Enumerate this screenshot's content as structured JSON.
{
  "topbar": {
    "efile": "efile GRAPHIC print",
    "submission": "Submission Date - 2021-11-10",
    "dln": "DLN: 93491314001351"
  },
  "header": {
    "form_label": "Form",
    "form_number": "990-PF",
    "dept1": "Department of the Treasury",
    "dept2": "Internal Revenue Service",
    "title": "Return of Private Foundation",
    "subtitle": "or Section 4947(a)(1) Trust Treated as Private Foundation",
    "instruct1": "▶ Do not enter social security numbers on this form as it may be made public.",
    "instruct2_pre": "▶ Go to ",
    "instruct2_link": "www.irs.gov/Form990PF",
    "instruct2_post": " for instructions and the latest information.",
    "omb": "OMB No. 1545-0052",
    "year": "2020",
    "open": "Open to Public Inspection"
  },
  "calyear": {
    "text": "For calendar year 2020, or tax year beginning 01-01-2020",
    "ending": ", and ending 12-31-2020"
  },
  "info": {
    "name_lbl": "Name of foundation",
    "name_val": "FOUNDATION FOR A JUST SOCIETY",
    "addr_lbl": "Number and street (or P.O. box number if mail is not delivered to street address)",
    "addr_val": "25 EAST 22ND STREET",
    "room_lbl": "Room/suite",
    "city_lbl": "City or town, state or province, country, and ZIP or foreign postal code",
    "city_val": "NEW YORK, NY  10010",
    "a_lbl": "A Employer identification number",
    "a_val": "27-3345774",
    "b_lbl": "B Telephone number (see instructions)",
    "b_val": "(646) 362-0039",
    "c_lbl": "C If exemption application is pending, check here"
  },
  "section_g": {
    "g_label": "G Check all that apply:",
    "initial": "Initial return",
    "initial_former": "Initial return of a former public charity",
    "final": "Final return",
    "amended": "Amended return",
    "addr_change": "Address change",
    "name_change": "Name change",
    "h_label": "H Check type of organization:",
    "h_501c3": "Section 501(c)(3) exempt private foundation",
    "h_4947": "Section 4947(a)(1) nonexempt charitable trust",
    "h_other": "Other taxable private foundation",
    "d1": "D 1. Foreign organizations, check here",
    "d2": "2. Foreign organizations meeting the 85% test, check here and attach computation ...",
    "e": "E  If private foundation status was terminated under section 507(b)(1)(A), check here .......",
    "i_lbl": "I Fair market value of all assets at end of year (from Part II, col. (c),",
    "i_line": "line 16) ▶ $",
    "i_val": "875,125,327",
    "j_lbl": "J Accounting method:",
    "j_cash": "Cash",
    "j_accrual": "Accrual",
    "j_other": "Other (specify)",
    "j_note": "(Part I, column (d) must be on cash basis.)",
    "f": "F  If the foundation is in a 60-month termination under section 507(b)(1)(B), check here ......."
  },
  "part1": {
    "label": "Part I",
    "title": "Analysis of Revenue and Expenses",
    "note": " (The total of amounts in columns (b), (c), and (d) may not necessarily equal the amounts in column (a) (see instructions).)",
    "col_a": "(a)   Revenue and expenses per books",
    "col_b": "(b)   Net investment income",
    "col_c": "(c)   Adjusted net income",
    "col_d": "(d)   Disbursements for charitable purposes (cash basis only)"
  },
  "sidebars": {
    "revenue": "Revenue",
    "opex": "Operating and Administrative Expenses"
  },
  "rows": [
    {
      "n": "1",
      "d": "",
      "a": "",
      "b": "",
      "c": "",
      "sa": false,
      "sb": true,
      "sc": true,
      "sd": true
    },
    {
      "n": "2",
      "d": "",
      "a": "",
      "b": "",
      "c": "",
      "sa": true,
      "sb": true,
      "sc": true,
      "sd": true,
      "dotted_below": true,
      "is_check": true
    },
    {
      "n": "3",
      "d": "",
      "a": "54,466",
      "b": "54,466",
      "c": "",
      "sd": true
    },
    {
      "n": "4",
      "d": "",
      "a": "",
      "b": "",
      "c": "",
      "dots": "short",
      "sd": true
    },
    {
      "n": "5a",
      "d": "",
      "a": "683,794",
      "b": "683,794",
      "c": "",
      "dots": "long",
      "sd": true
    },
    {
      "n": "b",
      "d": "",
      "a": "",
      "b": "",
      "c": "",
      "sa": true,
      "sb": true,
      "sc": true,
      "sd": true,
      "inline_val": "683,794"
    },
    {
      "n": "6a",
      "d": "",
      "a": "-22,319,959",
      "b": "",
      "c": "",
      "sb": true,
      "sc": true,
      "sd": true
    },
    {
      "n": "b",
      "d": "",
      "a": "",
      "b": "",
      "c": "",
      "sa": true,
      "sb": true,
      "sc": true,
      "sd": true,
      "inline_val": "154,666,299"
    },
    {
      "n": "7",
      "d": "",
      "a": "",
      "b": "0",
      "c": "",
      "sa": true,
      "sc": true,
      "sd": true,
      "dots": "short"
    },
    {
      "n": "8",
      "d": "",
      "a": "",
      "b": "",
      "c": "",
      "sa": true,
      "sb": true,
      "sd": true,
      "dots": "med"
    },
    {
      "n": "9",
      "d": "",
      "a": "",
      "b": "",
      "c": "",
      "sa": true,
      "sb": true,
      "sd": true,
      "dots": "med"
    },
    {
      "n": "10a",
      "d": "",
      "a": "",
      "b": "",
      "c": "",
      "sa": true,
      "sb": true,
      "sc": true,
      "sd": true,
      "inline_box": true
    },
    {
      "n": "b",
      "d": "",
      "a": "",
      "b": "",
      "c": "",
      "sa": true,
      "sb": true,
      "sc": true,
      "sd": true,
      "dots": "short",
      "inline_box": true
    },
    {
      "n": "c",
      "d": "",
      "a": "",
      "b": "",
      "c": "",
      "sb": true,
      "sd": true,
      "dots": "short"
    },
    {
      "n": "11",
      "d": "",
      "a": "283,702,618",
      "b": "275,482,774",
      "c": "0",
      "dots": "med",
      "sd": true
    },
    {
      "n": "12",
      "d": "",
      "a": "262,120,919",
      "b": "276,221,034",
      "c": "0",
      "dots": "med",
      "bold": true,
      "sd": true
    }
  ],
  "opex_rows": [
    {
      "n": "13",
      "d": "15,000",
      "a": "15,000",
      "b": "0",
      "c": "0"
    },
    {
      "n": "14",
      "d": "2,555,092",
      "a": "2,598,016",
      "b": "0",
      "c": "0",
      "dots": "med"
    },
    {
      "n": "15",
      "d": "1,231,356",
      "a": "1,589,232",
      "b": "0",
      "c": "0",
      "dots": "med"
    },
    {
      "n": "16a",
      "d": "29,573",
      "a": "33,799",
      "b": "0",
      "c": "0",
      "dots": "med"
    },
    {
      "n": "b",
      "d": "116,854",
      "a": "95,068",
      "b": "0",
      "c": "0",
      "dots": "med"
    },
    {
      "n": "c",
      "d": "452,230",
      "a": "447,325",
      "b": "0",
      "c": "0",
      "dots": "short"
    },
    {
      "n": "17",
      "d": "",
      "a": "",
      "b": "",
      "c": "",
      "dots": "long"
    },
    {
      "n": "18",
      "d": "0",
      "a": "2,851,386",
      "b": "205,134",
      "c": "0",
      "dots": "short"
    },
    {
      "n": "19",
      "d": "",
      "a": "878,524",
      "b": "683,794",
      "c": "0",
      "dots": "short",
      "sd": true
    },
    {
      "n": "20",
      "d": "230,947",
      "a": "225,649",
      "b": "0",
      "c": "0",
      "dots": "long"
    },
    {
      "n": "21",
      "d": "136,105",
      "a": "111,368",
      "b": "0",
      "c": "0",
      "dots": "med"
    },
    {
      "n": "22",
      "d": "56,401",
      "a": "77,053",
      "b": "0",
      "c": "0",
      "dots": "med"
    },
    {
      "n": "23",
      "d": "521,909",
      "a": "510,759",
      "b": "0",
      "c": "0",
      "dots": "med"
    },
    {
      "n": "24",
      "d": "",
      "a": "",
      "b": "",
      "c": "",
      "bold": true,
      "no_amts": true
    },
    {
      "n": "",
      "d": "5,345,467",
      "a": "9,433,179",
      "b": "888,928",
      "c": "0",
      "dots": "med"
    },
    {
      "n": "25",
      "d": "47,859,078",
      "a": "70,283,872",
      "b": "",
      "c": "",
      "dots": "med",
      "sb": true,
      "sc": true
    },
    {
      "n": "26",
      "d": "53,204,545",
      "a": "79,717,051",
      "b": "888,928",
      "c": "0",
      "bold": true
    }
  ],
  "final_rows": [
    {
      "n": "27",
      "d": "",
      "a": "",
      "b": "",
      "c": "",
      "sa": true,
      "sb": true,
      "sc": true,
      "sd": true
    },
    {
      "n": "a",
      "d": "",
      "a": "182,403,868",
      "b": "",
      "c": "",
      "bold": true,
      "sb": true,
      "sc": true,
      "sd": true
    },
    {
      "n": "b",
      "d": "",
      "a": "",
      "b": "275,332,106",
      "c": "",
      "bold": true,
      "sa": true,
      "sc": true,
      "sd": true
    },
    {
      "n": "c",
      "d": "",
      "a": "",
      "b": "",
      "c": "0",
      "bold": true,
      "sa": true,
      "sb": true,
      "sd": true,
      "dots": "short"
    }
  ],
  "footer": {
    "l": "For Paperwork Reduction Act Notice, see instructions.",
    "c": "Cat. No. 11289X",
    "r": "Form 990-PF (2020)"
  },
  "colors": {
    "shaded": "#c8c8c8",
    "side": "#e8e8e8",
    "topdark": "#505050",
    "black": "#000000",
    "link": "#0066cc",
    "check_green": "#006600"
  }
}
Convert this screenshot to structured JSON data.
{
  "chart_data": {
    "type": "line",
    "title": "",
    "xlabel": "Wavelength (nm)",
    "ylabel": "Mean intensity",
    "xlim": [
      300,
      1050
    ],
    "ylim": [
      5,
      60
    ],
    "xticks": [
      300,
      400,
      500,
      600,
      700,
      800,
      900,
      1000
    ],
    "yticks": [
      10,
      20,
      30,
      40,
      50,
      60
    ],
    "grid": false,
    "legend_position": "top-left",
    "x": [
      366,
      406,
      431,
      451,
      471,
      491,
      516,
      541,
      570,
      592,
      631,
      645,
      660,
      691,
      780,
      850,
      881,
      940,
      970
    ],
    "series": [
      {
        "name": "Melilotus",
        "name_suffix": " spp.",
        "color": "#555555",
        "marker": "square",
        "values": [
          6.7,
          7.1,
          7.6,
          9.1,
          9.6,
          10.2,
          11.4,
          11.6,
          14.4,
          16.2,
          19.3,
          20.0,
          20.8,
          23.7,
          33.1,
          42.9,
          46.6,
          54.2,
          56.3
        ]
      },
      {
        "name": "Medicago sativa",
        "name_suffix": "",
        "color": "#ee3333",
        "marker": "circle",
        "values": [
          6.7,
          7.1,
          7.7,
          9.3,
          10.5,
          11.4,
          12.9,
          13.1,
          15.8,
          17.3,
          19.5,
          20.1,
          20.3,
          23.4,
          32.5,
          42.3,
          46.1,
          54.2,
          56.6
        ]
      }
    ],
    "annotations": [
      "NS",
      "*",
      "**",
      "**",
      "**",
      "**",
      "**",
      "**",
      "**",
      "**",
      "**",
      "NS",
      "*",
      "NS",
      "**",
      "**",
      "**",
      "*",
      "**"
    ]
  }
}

> _Job_
Give only the number of lines in the records that contain the string "column".

> _Exercise solution_
2